## Box coordinate listings
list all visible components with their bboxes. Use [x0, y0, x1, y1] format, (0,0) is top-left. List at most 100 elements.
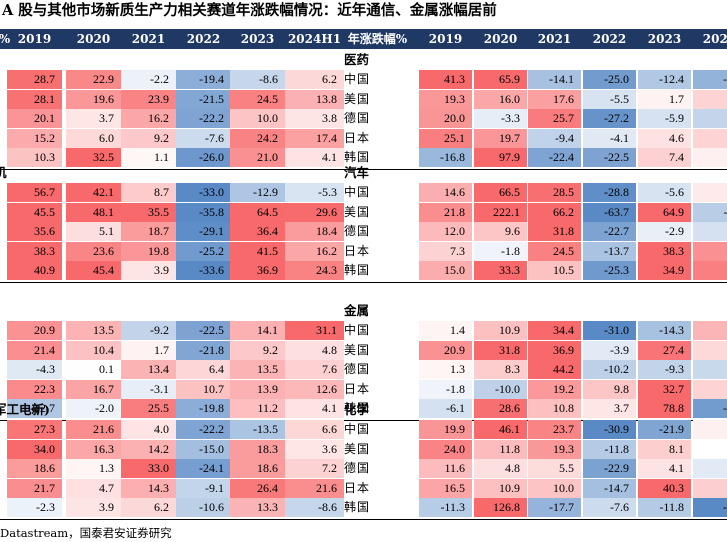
table-cell: -8.6 [230, 70, 285, 89]
table-cell: 25 [693, 261, 727, 280]
header-col-mid: 年涨跌幅% [347, 32, 408, 46]
table-cell: -12.7 [7, 399, 62, 418]
sector-label-right: 汽车 [344, 165, 370, 180]
table-cell: 45.4 [66, 261, 121, 280]
table-cell: -6.1 [419, 399, 472, 418]
country-label: 德国 [343, 224, 370, 238]
table-cell: 8.7 [121, 183, 176, 202]
table-cell: 6.0 [66, 128, 121, 148]
table-cell: 13 [693, 321, 727, 340]
table-cell: 23.6 [66, 241, 121, 261]
table-cell: -63.7 [583, 202, 636, 222]
table-cell: 16.2 [121, 109, 176, 128]
header-col-left: 2022 [186, 32, 221, 46]
table-cell: 3.7 [66, 109, 121, 128]
table-cell: 18.4 [285, 222, 344, 241]
table-cell: 78.8 [638, 399, 691, 418]
table-cell: 17.4 [285, 128, 344, 148]
table-cell: 29.6 [285, 202, 344, 222]
block-divider [0, 419, 727, 421]
header-col-right: 2020 [483, 32, 518, 46]
table-cell: -3.1 [121, 379, 176, 399]
table-cell: -27.2 [583, 109, 636, 128]
table-cell: 36.9 [230, 261, 285, 280]
table-cell: -2.0 [66, 399, 121, 418]
table-cell: 222.1 [474, 202, 527, 222]
table-cell: 20.1 [7, 109, 62, 128]
table-cell: -5.9 [638, 109, 691, 128]
table-cell: -8.6 [285, 498, 344, 517]
table-cell: -24.1 [176, 459, 231, 478]
table-cell: -5.5 [583, 89, 636, 109]
header-col-left: 2024H1 [287, 32, 342, 46]
table-cell: 13.4 [121, 360, 176, 379]
table-cell: 7 [693, 379, 727, 399]
country-label: 德国 [343, 362, 370, 376]
table-cell: 15.2 [7, 128, 62, 148]
country-label: 中国 [343, 323, 370, 337]
table-cell: 1.3 [419, 360, 472, 379]
table-cell: 13.3 [230, 498, 285, 517]
table-cell: 10.4 [66, 340, 121, 360]
table-cell: -33.6 [176, 261, 231, 280]
table-cell: 13.5 [230, 360, 285, 379]
table-cell: 27.3 [7, 420, 62, 439]
table-cell: 10.0 [528, 478, 581, 498]
table-cell: 7.2 [285, 459, 344, 478]
table-cell: -17.7 [528, 498, 581, 517]
table-cell: -21.5 [176, 89, 231, 109]
sector-label-left: 机 [0, 165, 7, 180]
table-cell: -7.6 [583, 498, 636, 517]
table-cell: -10.6 [176, 498, 231, 517]
table-cell: 4.8 [474, 459, 527, 478]
table-cell: 56.7 [7, 183, 62, 202]
table-cell: 31.8 [474, 340, 527, 360]
table-cell: 13.9 [230, 379, 285, 399]
table-cell: 31.8 [528, 222, 581, 241]
table-cell: -28.8 [583, 183, 636, 202]
table-cell: 14.6 [419, 183, 472, 202]
table-cell: -13.7 [583, 241, 636, 261]
table-cell: 26.4 [230, 478, 285, 498]
table-cell: 14.2 [121, 439, 176, 459]
header-col-right: 2021 [537, 32, 572, 46]
table-cell: 9.2 [230, 340, 285, 360]
table-cell: 38.3 [638, 241, 691, 261]
table-cell: 25.1 [419, 128, 472, 148]
table-cell: -9.3 [638, 360, 691, 379]
table-cell: 16.0 [474, 89, 527, 109]
table-cell: -5.3 [285, 183, 344, 202]
table-cell: -25.2 [176, 241, 231, 261]
table-cell: 22.9 [66, 70, 121, 89]
table-cell: 18.3 [230, 439, 285, 459]
table-cell: 12.0 [419, 222, 472, 241]
table-cell: 33.0 [121, 459, 176, 478]
sector-label-left: 军工电新) [0, 402, 50, 417]
table-cell: 1.1 [121, 148, 176, 167]
table-cell: -21.8 [176, 340, 231, 360]
table-cell: 6.2 [285, 70, 344, 89]
sector-label-right: 化学 [344, 402, 370, 417]
table-cell: 20.9 [7, 321, 62, 340]
header-col-right: 2023 [647, 32, 682, 46]
table-cell: 34.0 [7, 439, 62, 459]
table-cell: 24.0 [419, 439, 472, 459]
table-cell: -22.7 [583, 222, 636, 241]
table-cell: 24.5 [528, 241, 581, 261]
table-cell: -13.5 [230, 420, 285, 439]
table-cell: -11.8 [583, 439, 636, 459]
table-cell: 10.0 [230, 109, 285, 128]
table-cell: -22.9 [583, 459, 636, 478]
table-cell: 11.2 [230, 399, 285, 418]
table-cell: 13.8 [285, 89, 344, 109]
table-cell: 36.4 [230, 222, 285, 241]
table-cell: 5.5 [528, 459, 581, 478]
table-cell: 28.7 [7, 70, 62, 89]
table-cell: -22.2 [176, 420, 231, 439]
table-cell: 2 [693, 420, 727, 439]
table-cell: 14.3 [121, 478, 176, 498]
table-cell: 36.9 [528, 340, 581, 360]
table-cell: 6 [693, 340, 727, 360]
country-label: 美国 [343, 91, 370, 106]
table-cell: 45.5 [7, 202, 62, 222]
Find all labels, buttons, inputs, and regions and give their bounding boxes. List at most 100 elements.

## Exercise directions
Reproduce the listing lines precisely, beginning with the line that contains "table-cell: -8.6 [230, 70, 285, 89]" and ending with the line that contains "table-cell: 10.4 [66, 340, 121, 360]", both of those lines included.

## Full output
table-cell: -8.6 [230, 70, 285, 89]
table-cell: 25 [693, 261, 727, 280]
header-col-mid: 年涨跌幅% [347, 32, 408, 46]
table-cell: -12.7 [7, 399, 62, 418]
sector-label-right: 汽车 [344, 165, 370, 180]
table-cell: 45.4 [66, 261, 121, 280]
table-cell: -6.1 [419, 399, 472, 418]
country-label: 德国 [343, 224, 370, 238]
table-cell: 8.7 [121, 183, 176, 202]
table-cell: 6.0 [66, 128, 121, 148]
table-cell: 13 [693, 321, 727, 340]
table-cell: 23.6 [66, 241, 121, 261]
table-cell: -63.7 [583, 202, 636, 222]
table-cell: 16.2 [121, 109, 176, 128]
header-col-left: 2022 [186, 32, 221, 46]
table-cell: 3.7 [66, 109, 121, 128]
table-cell: 18.4 [285, 222, 344, 241]
table-cell: 78.8 [638, 399, 691, 418]
table-cell: 17.4 [285, 128, 344, 148]
table-cell: 29.6 [285, 202, 344, 222]
block-divider [0, 419, 727, 421]
header-col-right: 2020 [483, 32, 518, 46]
table-cell: -3.1 [121, 379, 176, 399]
table-cell: -27.2 [583, 109, 636, 128]
table-cell: 36.9 [230, 261, 285, 280]
table-cell: -2.0 [66, 399, 121, 418]
table-cell: 222.1 [474, 202, 527, 222]
table-cell: 20.1 [7, 109, 62, 128]
table-cell: -5.9 [638, 109, 691, 128]
table-cell: -8.6 [285, 498, 344, 517]
table-cell: -24.1 [176, 459, 231, 478]
table-cell: -5.5 [583, 89, 636, 109]
header-col-left: 2024H1 [287, 32, 342, 46]
table-cell: 13.4 [121, 360, 176, 379]
table-cell: 7 [693, 379, 727, 399]
country-label: 德国 [343, 362, 370, 376]
table-cell: 15.2 [7, 128, 62, 148]
country-label: 中国 [343, 323, 370, 337]
table-cell: 1.3 [419, 360, 472, 379]
table-cell: 13.3 [230, 498, 285, 517]
table-cell: 10.4 [66, 340, 121, 360]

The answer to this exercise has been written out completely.